- **What you should do**
Retype all of the listing exactly, passing over any picture you find.

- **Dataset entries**
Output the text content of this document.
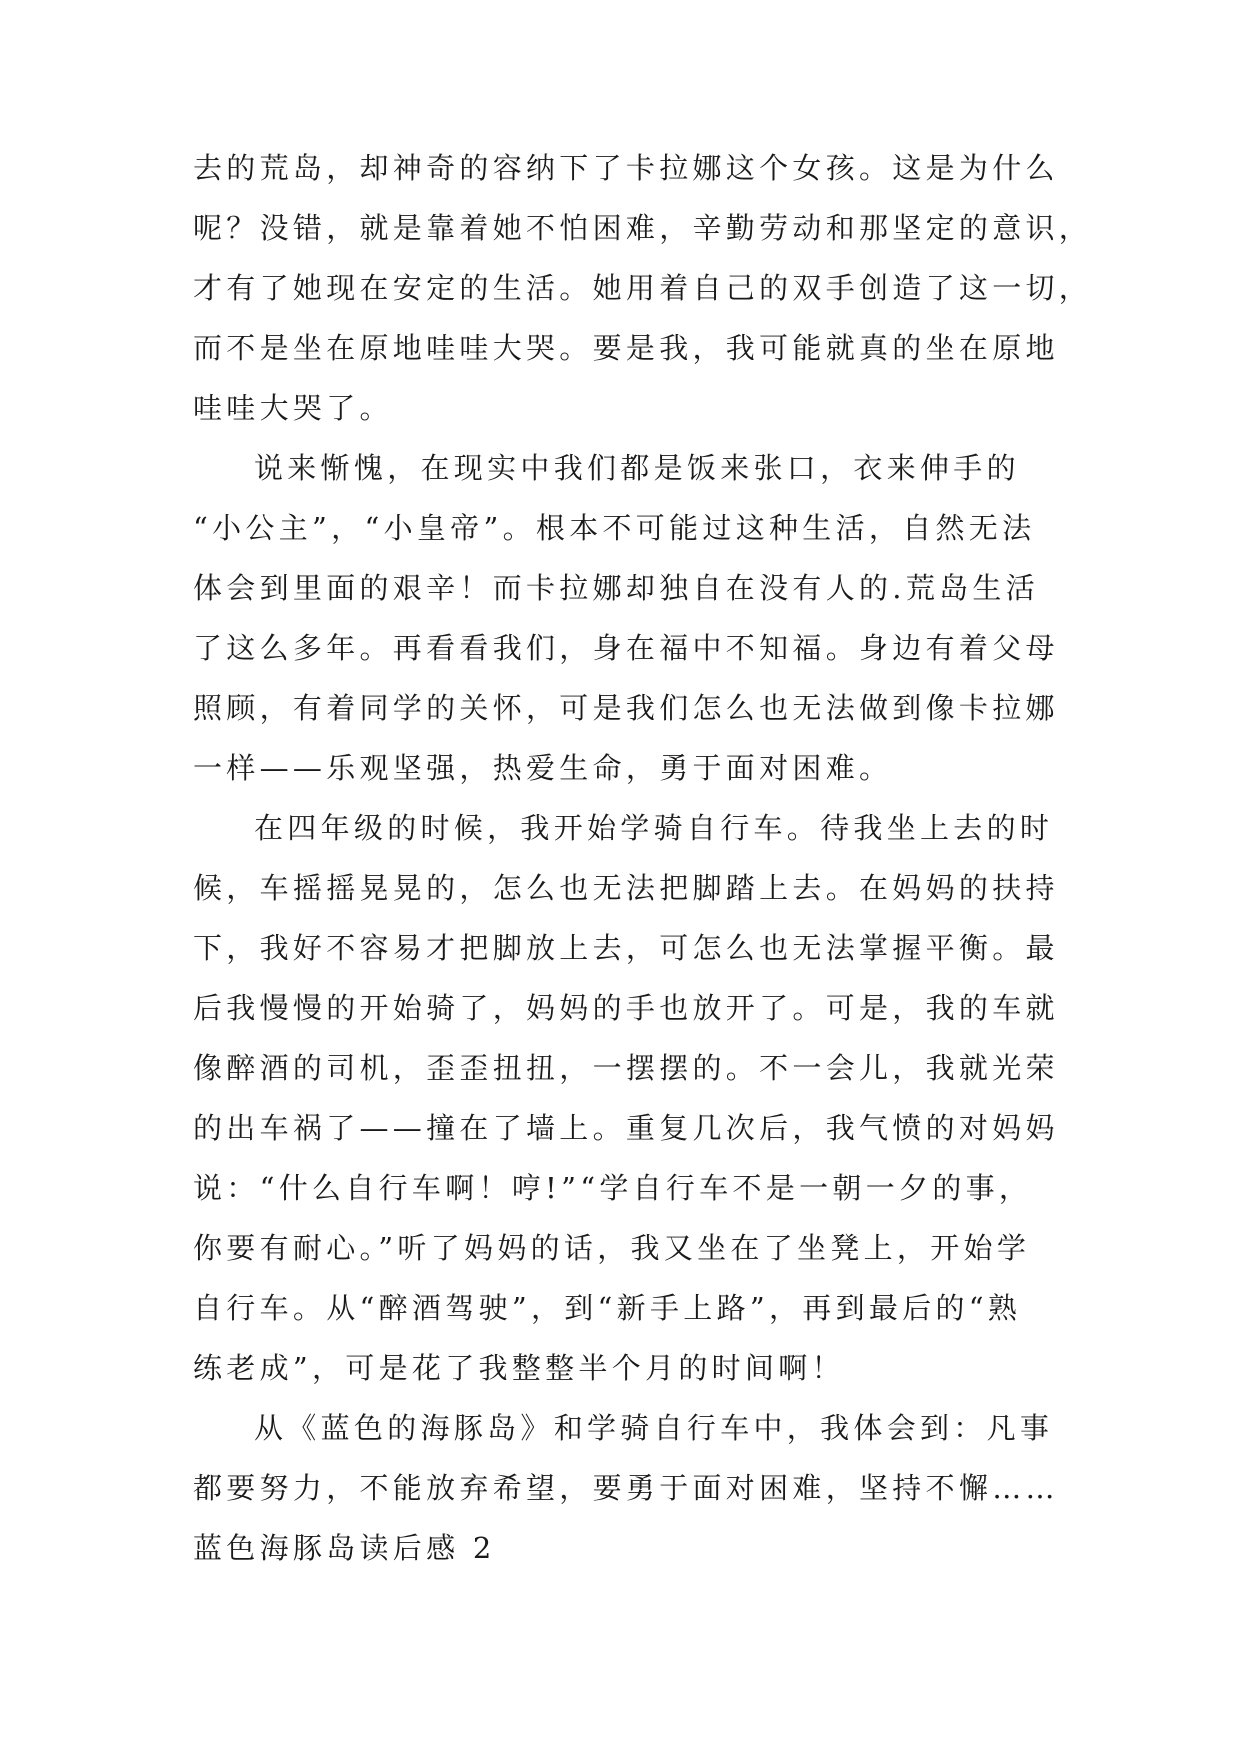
去的荒岛，却神奇的容纳下了卡拉娜这个女孩。这是为什么
呢？没错，就是靠着她不怕困难，辛勤劳动和那坚定的意识，
才有了她现在安定的生活。她用着自己的双手创造了这一切，
而不是坐在原地哇哇大哭。要是我，我可能就真的坐在原地
哇哇大哭了。
说来惭愧，在现实中我们都是饭来张口，衣来伸手的
“小公主”，“小皇帝”。根本不可能过这种生活，自然无法
体会到里面的艰辛！而卡拉娜却独自在没有人的.荒岛生活
了这么多年。再看看我们，身在福中不知福。身边有着父母
照顾，有着同学的关怀，可是我们怎么也无法做到像卡拉娜
一样——乐观坚强，热爱生命，勇于面对困难。
在四年级的时候，我开始学骑自行车。待我坐上去的时
候，车摇摇晃晃的，怎么也无法把脚踏上去。在妈妈的扶持
下，我好不容易才把脚放上去，可怎么也无法掌握平衡。最
后我慢慢的开始骑了，妈妈的手也放开了。可是，我的车就
像醉酒的司机，歪歪扭扭，一摆摆的。不一会儿，我就光荣
的出车祸了——撞在了墙上。重复几次后，我气愤的对妈妈
说：“什么自行车啊！哼!”“学自行车不是一朝一夕的事，
你要有耐心。”听了妈妈的话，我又坐在了坐凳上，开始学
自行车。从“醉酒驾驶”，到“新手上路”，再到最后的“熟
练老成”，可是花了我整整半个月的时间啊！
从《蓝色的海豚岛》和学骑自行车中，我体会到：凡事
都要努力，不能放弃希望，要勇于面对困难，坚持不懈……
蓝色海豚岛读后感 2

- **Expected output**
Output the text content of this document.
去的荒岛，却神奇的容纳下了卡拉娜这个女孩。这是为什么
呢？没错，就是靠着她不怕困难，辛勤劳动和那坚定的意识，
才有了她现在安定的生活。她用着自己的双手创造了这一切，
而不是坐在原地哇哇大哭。要是我，我可能就真的坐在原地
哇哇大哭了。
说来惭愧，在现实中我们都是饭来张口，衣来伸手的
“小公主”，“小皇帝”。根本不可能过这种生活，自然无法
体会到里面的艰辛！而卡拉娜却独自在没有人的.荒岛生活
了这么多年。再看看我们，身在福中不知福。身边有着父母
照顾，有着同学的关怀，可是我们怎么也无法做到像卡拉娜
一样——乐观坚强，热爱生命，勇于面对困难。
在四年级的时候，我开始学骑自行车。待我坐上去的时
候，车摇摇晃晃的，怎么也无法把脚踏上去。在妈妈的扶持
下，我好不容易才把脚放上去，可怎么也无法掌握平衡。最
后我慢慢的开始骑了，妈妈的手也放开了。可是，我的车就
像醉酒的司机，歪歪扭扭，一摆摆的。不一会儿，我就光荣
的出车祸了——撞在了墙上。重复几次后，我气愤的对妈妈
说：“什么自行车啊！哼!”“学自行车不是一朝一夕的事，
你要有耐心。”听了妈妈的话，我又坐在了坐凳上，开始学
自行车。从“醉酒驾驶”，到“新手上路”，再到最后的“熟
练老成”，可是花了我整整半个月的时间啊！
从《蓝色的海豚岛》和学骑自行车中，我体会到：凡事
都要努力，不能放弃希望，要勇于面对困难，坚持不懈……
蓝色海豚岛读后感 2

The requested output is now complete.